▸ Required work
Output the full listing below exactly as it reads, and skip anything that is a picture.

▸ Extracted records
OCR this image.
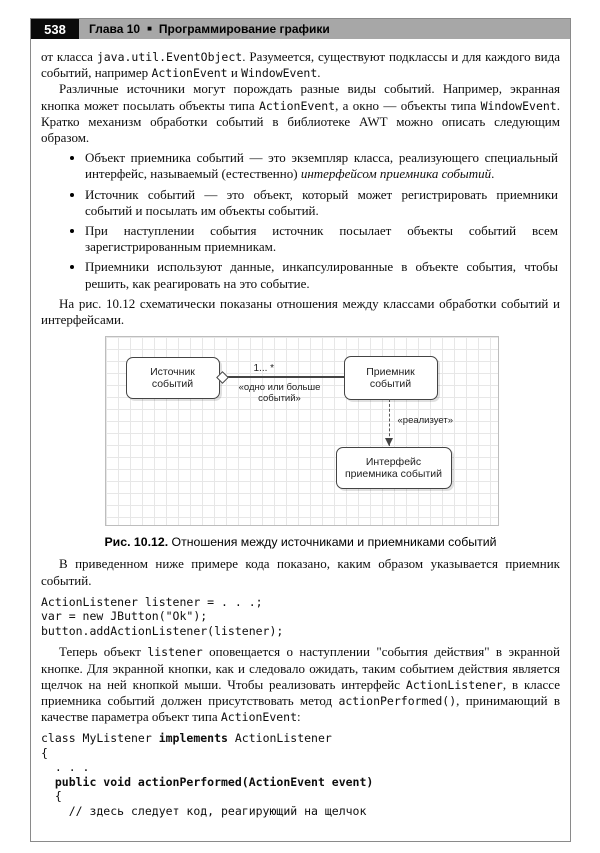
538	Глава 10 ■ Программирование графики

от класса java.util.EventObject. Разумеется, существуют подклассы и для каждого вида событий, например ActionEvent и WindowEvent.

Различные источники могут порождать разные виды событий. Например, экранная кнопка может посылать объекты типа ActionEvent, а окно — объекты типа WindowEvent. Кратко механизм обработки событий в библиотеке AWT можно описать следующим образом.

Объект приемника событий — это экземпляр класса, реализующего специальный интерфейс, называемый (естественно) интерфейсом приемника событий.
Источник событий — это объект, который может регистрировать приемники событий и посылать им объекты событий.
При наступлении события источник посылает объекты событий всем зарегистрированным приемникам.
Приемники используют данные, инкапсулированные в объекте события, чтобы решить, как реагировать на это событие.

На рис. 10.12 схематически показаны отношения между классами обработки событий и интерфейсами.

Источник
событий
Приемник
событий
Интерфейс
приемника событий
1... *
«одно или больше
событий»
«реализует»

Рис. 10.12. Отношения между источниками и приемниками событий

В приведенном ниже примере кода показано, каким образом указывается приемник событий.

ActionListener listener = . . .;
var = new JButton("Ok");
button.addActionListener(listener);

Теперь объект listener оповещается о наступлении "события действия" в экранной кнопке. Для экранной кнопки, как и следовало ожидать, таким событием действия является щелчок на ней кнопкой мыши. Чтобы реализовать интерфейс ActionListener, в классе приемника событий должен присутствовать метод actionPerformed(), принимающий в качестве параметра объект типа ActionEvent:

class MyListener implements ActionListener
{
. . .
public void actionPerformed(ActionEvent event)
{
// здесь следует код, реагирующий на щелчок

▸ Answer below
OCR this image.
538	Глава 10 ■ Программирование графики

от класса java.util.EventObject. Разумеется, существуют подклассы и для каждого вида событий, например ActionEvent и WindowEvent.

Различные источники могут порождать разные виды событий. Например, экранная кнопка может посылать объекты типа ActionEvent, а окно — объекты типа WindowEvent. Кратко механизм обработки событий в библиотеке AWT можно описать следующим образом.

Объект приемника событий — это экземпляр класса, реализующего специальный интерфейс, называемый (естественно) интерфейсом приемника событий.
Источник событий — это объект, который может регистрировать приемники событий и посылать им объекты событий.
При наступлении события источник посылает объекты событий всем зарегистрированным приемникам.
Приемники используют данные, инкапсулированные в объекте события, чтобы решить, как реагировать на это событие.

На рис. 10.12 схематически показаны отношения между классами обработки событий и интерфейсами.

Источник
событий
Приемник
событий
Интерфейс
приемника событий
1... *
«одно или больше
событий»
«реализует»

Рис. 10.12. Отношения между источниками и приемниками событий

В приведенном ниже примере кода показано, каким образом указывается приемник событий.

ActionListener listener = . . .;
var = new JButton("Ok");
button.addActionListener(listener);

Теперь объект listener оповещается о наступлении "события действия" в экранной кнопке. Для экранной кнопки, как и следовало ожидать, таким событием действия является щелчок на ней кнопкой мыши. Чтобы реализовать интерфейс ActionListener, в классе приемника событий должен присутствовать метод actionPerformed(), принимающий в качестве параметра объект типа ActionEvent:

class MyListener implements ActionListener
{
. . .
public void actionPerformed(ActionEvent event)
{
// здесь следует код, реагирующий на щелчок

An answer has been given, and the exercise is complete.